• [Aim of the exercise]: Set down the full listing exactly as given. Any pictures are to be left out.
::: Data for the task
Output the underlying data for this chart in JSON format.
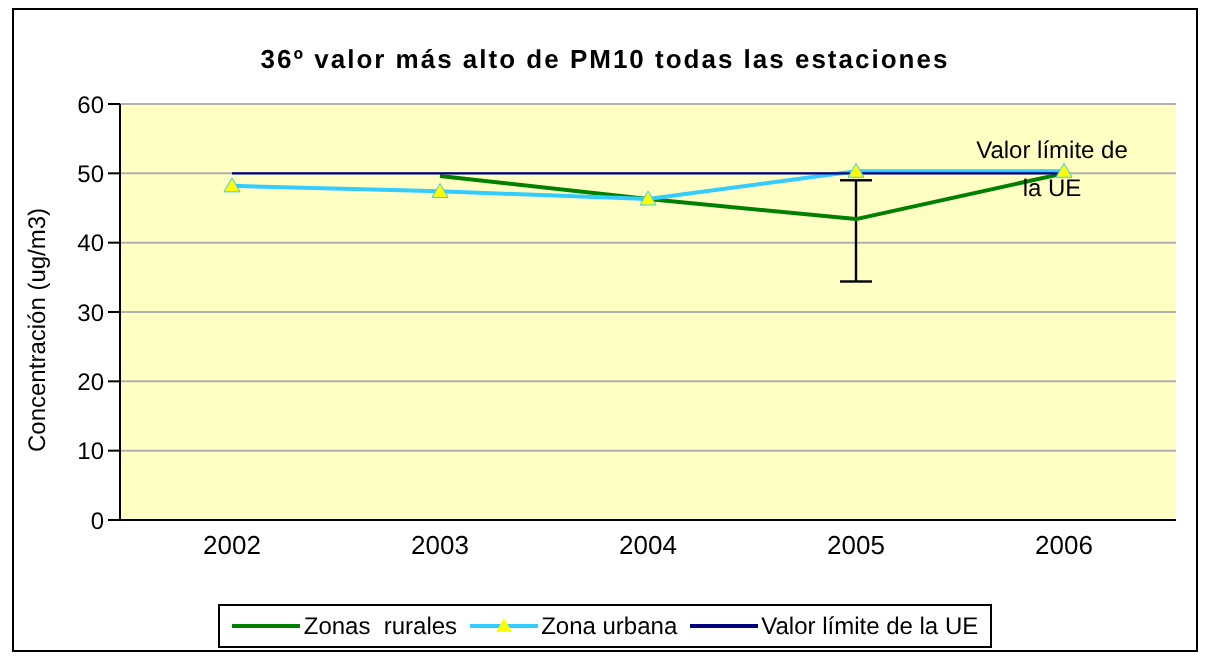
{
  "chart_data": {
    "type": "line",
    "title": "36º valor más alto de PM10  todas las estaciones",
    "ylabel": "Concentración (ug/m3)",
    "categories": [
      "2002",
      "2003",
      "2004",
      "2005",
      "2006"
    ],
    "series": [
      {
        "name": "Zonas  rurales",
        "color": "#008000",
        "values": [
          null,
          49.6,
          46.3,
          43.4,
          50
        ],
        "errors": [
          null,
          null,
          null,
          [
            34.4,
            49
          ],
          null
        ],
        "marker": "none"
      },
      {
        "name": "Zona urbana",
        "color": "#33ccff",
        "values": [
          48.2,
          47.4,
          46.3,
          50.3,
          50.3
        ],
        "marker": "triangle"
      },
      {
        "name": "Valor límite de la UE",
        "color": "#000080",
        "values": [
          50,
          50,
          50,
          50,
          50
        ],
        "marker": "none"
      }
    ],
    "annotations": [
      {
        "text": "Valor límite de la UE",
        "x": "2006",
        "y": 50
      }
    ],
    "ylim": [
      0,
      60
    ],
    "yticks": [
      0,
      10,
      20,
      30,
      40,
      50,
      60
    ],
    "grid": "y",
    "legend": "bottom"
  }
}
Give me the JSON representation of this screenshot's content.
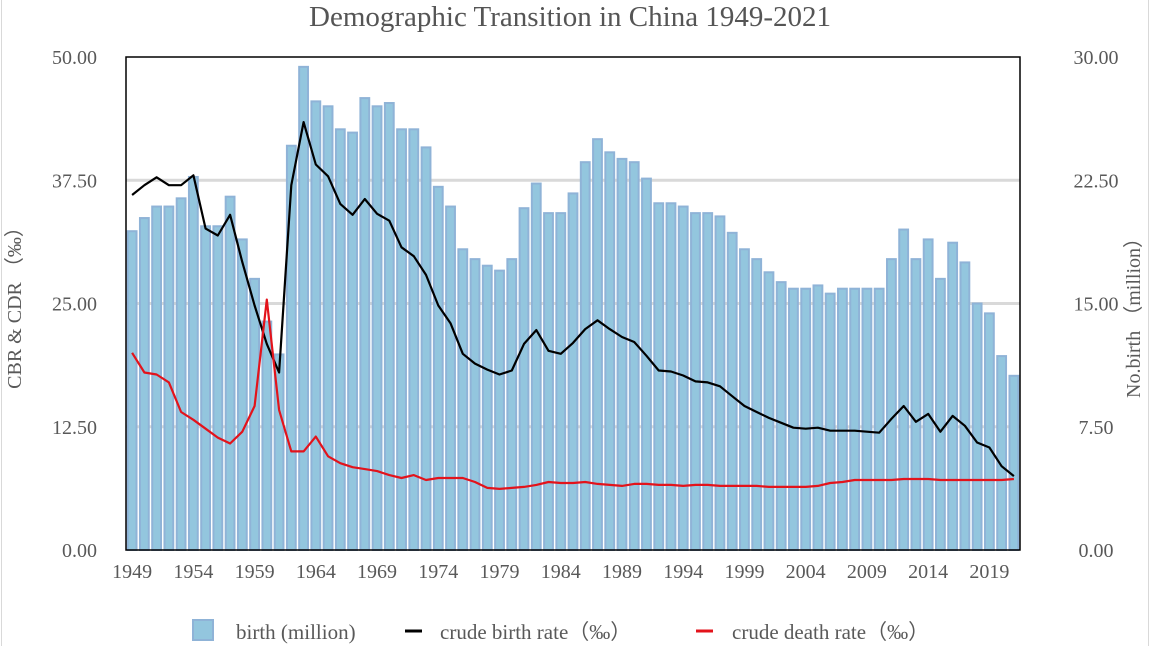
{
  "chart_data": {
    "type": "bar",
    "title": "Demographic Transition in China  1949-2021",
    "xlabel": "",
    "ylabel": "CBR & CDR （‰）",
    "ylabel_right": "No.birth （million）",
    "ylim": [
      0,
      50
    ],
    "ylim_right": [
      0,
      30
    ],
    "yticks": [
      "0.00",
      "12.50",
      "25.00",
      "37.50",
      "50.00"
    ],
    "yticks_right": [
      "0.00",
      "7.50",
      "15.00",
      "22.50",
      "30.00"
    ],
    "xtick_labels": [
      "1949",
      "1954",
      "1959",
      "1964",
      "1969",
      "1974",
      "1979",
      "1984",
      "1989",
      "1994",
      "1999",
      "2004",
      "2009",
      "2014",
      "2019"
    ],
    "grid": true,
    "legend_position": "bottom",
    "colors": {
      "bars": "#93c6de",
      "bar_border": "#8fb3d7",
      "birth_rate": "#000000",
      "death_rate": "#e3131b",
      "grid": "#d9d9d9"
    },
    "x": [
      1949,
      1950,
      1951,
      1952,
      1953,
      1954,
      1955,
      1956,
      1957,
      1958,
      1959,
      1960,
      1961,
      1962,
      1963,
      1964,
      1965,
      1966,
      1967,
      1968,
      1969,
      1970,
      1971,
      1972,
      1973,
      1974,
      1975,
      1976,
      1977,
      1978,
      1979,
      1980,
      1981,
      1982,
      1983,
      1984,
      1985,
      1986,
      1987,
      1988,
      1989,
      1990,
      1991,
      1992,
      1993,
      1994,
      1995,
      1996,
      1997,
      1998,
      1999,
      2000,
      2001,
      2002,
      2003,
      2004,
      2005,
      2006,
      2007,
      2008,
      2009,
      2010,
      2011,
      2012,
      2013,
      2014,
      2015,
      2016,
      2017,
      2018,
      2019,
      2020,
      2021
    ],
    "series": [
      {
        "name": "birth (million)",
        "type": "bar",
        "axis": "right",
        "values": [
          19.4,
          20.2,
          20.9,
          20.9,
          21.4,
          22.7,
          19.7,
          19.7,
          21.5,
          18.9,
          16.5,
          13.9,
          11.9,
          24.6,
          29.4,
          27.3,
          27.0,
          25.6,
          25.4,
          27.5,
          27.0,
          27.2,
          25.6,
          25.6,
          24.5,
          22.1,
          20.9,
          18.3,
          17.7,
          17.3,
          17.0,
          17.7,
          20.8,
          22.3,
          20.5,
          20.5,
          21.7,
          23.6,
          25.0,
          24.2,
          23.8,
          23.6,
          22.6,
          21.1,
          21.1,
          20.9,
          20.5,
          20.5,
          20.3,
          19.3,
          18.3,
          17.7,
          16.9,
          16.3,
          15.9,
          15.9,
          16.1,
          15.6,
          15.9,
          15.9,
          15.9,
          15.9,
          17.7,
          19.5,
          17.7,
          18.9,
          16.5,
          18.7,
          17.5,
          15.0,
          14.4,
          11.8,
          10.6
        ]
      },
      {
        "name": "crude birth rate（‰）",
        "type": "line",
        "axis": "left",
        "values": [
          36.0,
          37.0,
          37.8,
          37.0,
          37.0,
          38.0,
          32.6,
          31.9,
          34.0,
          29.2,
          24.8,
          20.9,
          18.0,
          37.0,
          43.4,
          39.1,
          37.9,
          35.1,
          34.0,
          35.6,
          34.1,
          33.4,
          30.7,
          29.8,
          27.9,
          24.8,
          23.0,
          19.9,
          18.9,
          18.3,
          17.8,
          18.2,
          20.9,
          22.3,
          20.2,
          19.9,
          21.0,
          22.4,
          23.3,
          22.4,
          21.6,
          21.1,
          19.7,
          18.2,
          18.1,
          17.7,
          17.1,
          17.0,
          16.6,
          15.6,
          14.6,
          14.0,
          13.4,
          12.9,
          12.4,
          12.3,
          12.4,
          12.1,
          12.1,
          12.1,
          12.0,
          11.9,
          13.3,
          14.6,
          13.0,
          13.8,
          12.0,
          13.6,
          12.6,
          10.9,
          10.4,
          8.5,
          7.5
        ]
      },
      {
        "name": "crude death rate（‰）",
        "type": "line",
        "axis": "left",
        "values": [
          20.0,
          18.0,
          17.8,
          17.0,
          14.0,
          13.2,
          12.3,
          11.4,
          10.8,
          12.0,
          14.6,
          25.4,
          14.2,
          10.0,
          10.0,
          11.5,
          9.5,
          8.8,
          8.4,
          8.2,
          8.0,
          7.6,
          7.3,
          7.6,
          7.1,
          7.3,
          7.3,
          7.3,
          6.9,
          6.3,
          6.2,
          6.3,
          6.4,
          6.6,
          6.9,
          6.8,
          6.8,
          6.9,
          6.7,
          6.6,
          6.5,
          6.7,
          6.7,
          6.6,
          6.6,
          6.5,
          6.6,
          6.6,
          6.5,
          6.5,
          6.5,
          6.5,
          6.4,
          6.4,
          6.4,
          6.4,
          6.5,
          6.8,
          6.9,
          7.1,
          7.1,
          7.1,
          7.1,
          7.2,
          7.2,
          7.2,
          7.1,
          7.1,
          7.1,
          7.1,
          7.1,
          7.1,
          7.2
        ]
      }
    ],
    "legend": [
      {
        "label": "birth (million)",
        "symbol": "square"
      },
      {
        "label": "crude birth rate（‰）",
        "symbol": "line"
      },
      {
        "label": "crude death rate（‰）",
        "symbol": "line"
      }
    ]
  }
}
::::::
• [Reply to the task]:
Output the underlying data for this chart in JSON format.
{
  "chart_data": {
    "type": "line",
    "title": "36º valor más alto de PM10  todas las estaciones",
    "ylabel": "Concentración (ug/m3)",
    "categories": [
      "2002",
      "2003",
      "2004",
      "2005",
      "2006"
    ],
    "series": [
      {
        "name": "Zonas  rurales",
        "color": "#008000",
        "values": [
          null,
          49.6,
          46.3,
          43.4,
          50
        ],
        "errors": [
          null,
          null,
          null,
          [
            34.4,
            49
          ],
          null
        ],
        "marker": "none"
      },
      {
        "name": "Zona urbana",
        "color": "#33ccff",
        "values": [
          48.2,
          47.4,
          46.3,
          50.3,
          50.3
        ],
        "marker": "triangle"
      },
      {
        "name": "Valor límite de la UE",
        "color": "#000080",
        "values": [
          50,
          50,
          50,
          50,
          50
        ],
        "marker": "none"
      }
    ],
    "annotations": [
      {
        "text": "Valor límite de la UE",
        "x": "2006",
        "y": 50
      }
    ],
    "ylim": [
      0,
      60
    ],
    "yticks": [
      0,
      10,
      20,
      30,
      40,
      50,
      60
    ],
    "grid": "y",
    "legend": "bottom"
  }
}
Give me the JSON representation of this screenshot's content.
{
  "chart_data": {
    "type": "bar",
    "title": "Demographic Transition in China  1949-2021",
    "xlabel": "",
    "ylabel": "CBR & CDR （‰）",
    "ylabel_right": "No.birth （million）",
    "ylim": [
      0,
      50
    ],
    "ylim_right": [
      0,
      30
    ],
    "yticks": [
      "0.00",
      "12.50",
      "25.00",
      "37.50",
      "50.00"
    ],
    "yticks_right": [
      "0.00",
      "7.50",
      "15.00",
      "22.50",
      "30.00"
    ],
    "xtick_labels": [
      "1949",
      "1954",
      "1959",
      "1964",
      "1969",
      "1974",
      "1979",
      "1984",
      "1989",
      "1994",
      "1999",
      "2004",
      "2009",
      "2014",
      "2019"
    ],
    "grid": true,
    "legend_position": "bottom",
    "colors": {
      "bars": "#93c6de",
      "bar_border": "#8fb3d7",
      "birth_rate": "#000000",
      "death_rate": "#e3131b",
      "grid": "#d9d9d9"
    },
    "x": [
      1949,
      1950,
      1951,
      1952,
      1953,
      1954,
      1955,
      1956,
      1957,
      1958,
      1959,
      1960,
      1961,
      1962,
      1963,
      1964,
      1965,
      1966,
      1967,
      1968,
      1969,
      1970,
      1971,
      1972,
      1973,
      1974,
      1975,
      1976,
      1977,
      1978,
      1979,
      1980,
      1981,
      1982,
      1983,
      1984,
      1985,
      1986,
      1987,
      1988,
      1989,
      1990,
      1991,
      1992,
      1993,
      1994,
      1995,
      1996,
      1997,
      1998,
      1999,
      2000,
      2001,
      2002,
      2003,
      2004,
      2005,
      2006,
      2007,
      2008,
      2009,
      2010,
      2011,
      2012,
      2013,
      2014,
      2015,
      2016,
      2017,
      2018,
      2019,
      2020,
      2021
    ],
    "series": [
      {
        "name": "birth (million)",
        "type": "bar",
        "axis": "right",
        "values": [
          19.4,
          20.2,
          20.9,
          20.9,
          21.4,
          22.7,
          19.7,
          19.7,
          21.5,
          18.9,
          16.5,
          13.9,
          11.9,
          24.6,
          29.4,
          27.3,
          27.0,
          25.6,
          25.4,
          27.5,
          27.0,
          27.2,
          25.6,
          25.6,
          24.5,
          22.1,
          20.9,
          18.3,
          17.7,
          17.3,
          17.0,
          17.7,
          20.8,
          22.3,
          20.5,
          20.5,
          21.7,
          23.6,
          25.0,
          24.2,
          23.8,
          23.6,
          22.6,
          21.1,
          21.1,
          20.9,
          20.5,
          20.5,
          20.3,
          19.3,
          18.3,
          17.7,
          16.9,
          16.3,
          15.9,
          15.9,
          16.1,
          15.6,
          15.9,
          15.9,
          15.9,
          15.9,
          17.7,
          19.5,
          17.7,
          18.9,
          16.5,
          18.7,
          17.5,
          15.0,
          14.4,
          11.8,
          10.6
        ]
      },
      {
        "name": "crude birth rate（‰）",
        "type": "line",
        "axis": "left",
        "values": [
          36.0,
          37.0,
          37.8,
          37.0,
          37.0,
          38.0,
          32.6,
          31.9,
          34.0,
          29.2,
          24.8,
          20.9,
          18.0,
          37.0,
          43.4,
          39.1,
          37.9,
          35.1,
          34.0,
          35.6,
          34.1,
          33.4,
          30.7,
          29.8,
          27.9,
          24.8,
          23.0,
          19.9,
          18.9,
          18.3,
          17.8,
          18.2,
          20.9,
          22.3,
          20.2,
          19.9,
          21.0,
          22.4,
          23.3,
          22.4,
          21.6,
          21.1,
          19.7,
          18.2,
          18.1,
          17.7,
          17.1,
          17.0,
          16.6,
          15.6,
          14.6,
          14.0,
          13.4,
          12.9,
          12.4,
          12.3,
          12.4,
          12.1,
          12.1,
          12.1,
          12.0,
          11.9,
          13.3,
          14.6,
          13.0,
          13.8,
          12.0,
          13.6,
          12.6,
          10.9,
          10.4,
          8.5,
          7.5
        ]
      },
      {
        "name": "crude death rate（‰）",
        "type": "line",
        "axis": "left",
        "values": [
          20.0,
          18.0,
          17.8,
          17.0,
          14.0,
          13.2,
          12.3,
          11.4,
          10.8,
          12.0,
          14.6,
          25.4,
          14.2,
          10.0,
          10.0,
          11.5,
          9.5,
          8.8,
          8.4,
          8.2,
          8.0,
          7.6,
          7.3,
          7.6,
          7.1,
          7.3,
          7.3,
          7.3,
          6.9,
          6.3,
          6.2,
          6.3,
          6.4,
          6.6,
          6.9,
          6.8,
          6.8,
          6.9,
          6.7,
          6.6,
          6.5,
          6.7,
          6.7,
          6.6,
          6.6,
          6.5,
          6.6,
          6.6,
          6.5,
          6.5,
          6.5,
          6.5,
          6.4,
          6.4,
          6.4,
          6.4,
          6.5,
          6.8,
          6.9,
          7.1,
          7.1,
          7.1,
          7.1,
          7.2,
          7.2,
          7.2,
          7.1,
          7.1,
          7.1,
          7.1,
          7.1,
          7.1,
          7.2
        ]
      }
    ],
    "legend": [
      {
        "label": "birth (million)",
        "symbol": "square"
      },
      {
        "label": "crude birth rate（‰）",
        "symbol": "line"
      },
      {
        "label": "crude death rate（‰）",
        "symbol": "line"
      }
    ]
  }
}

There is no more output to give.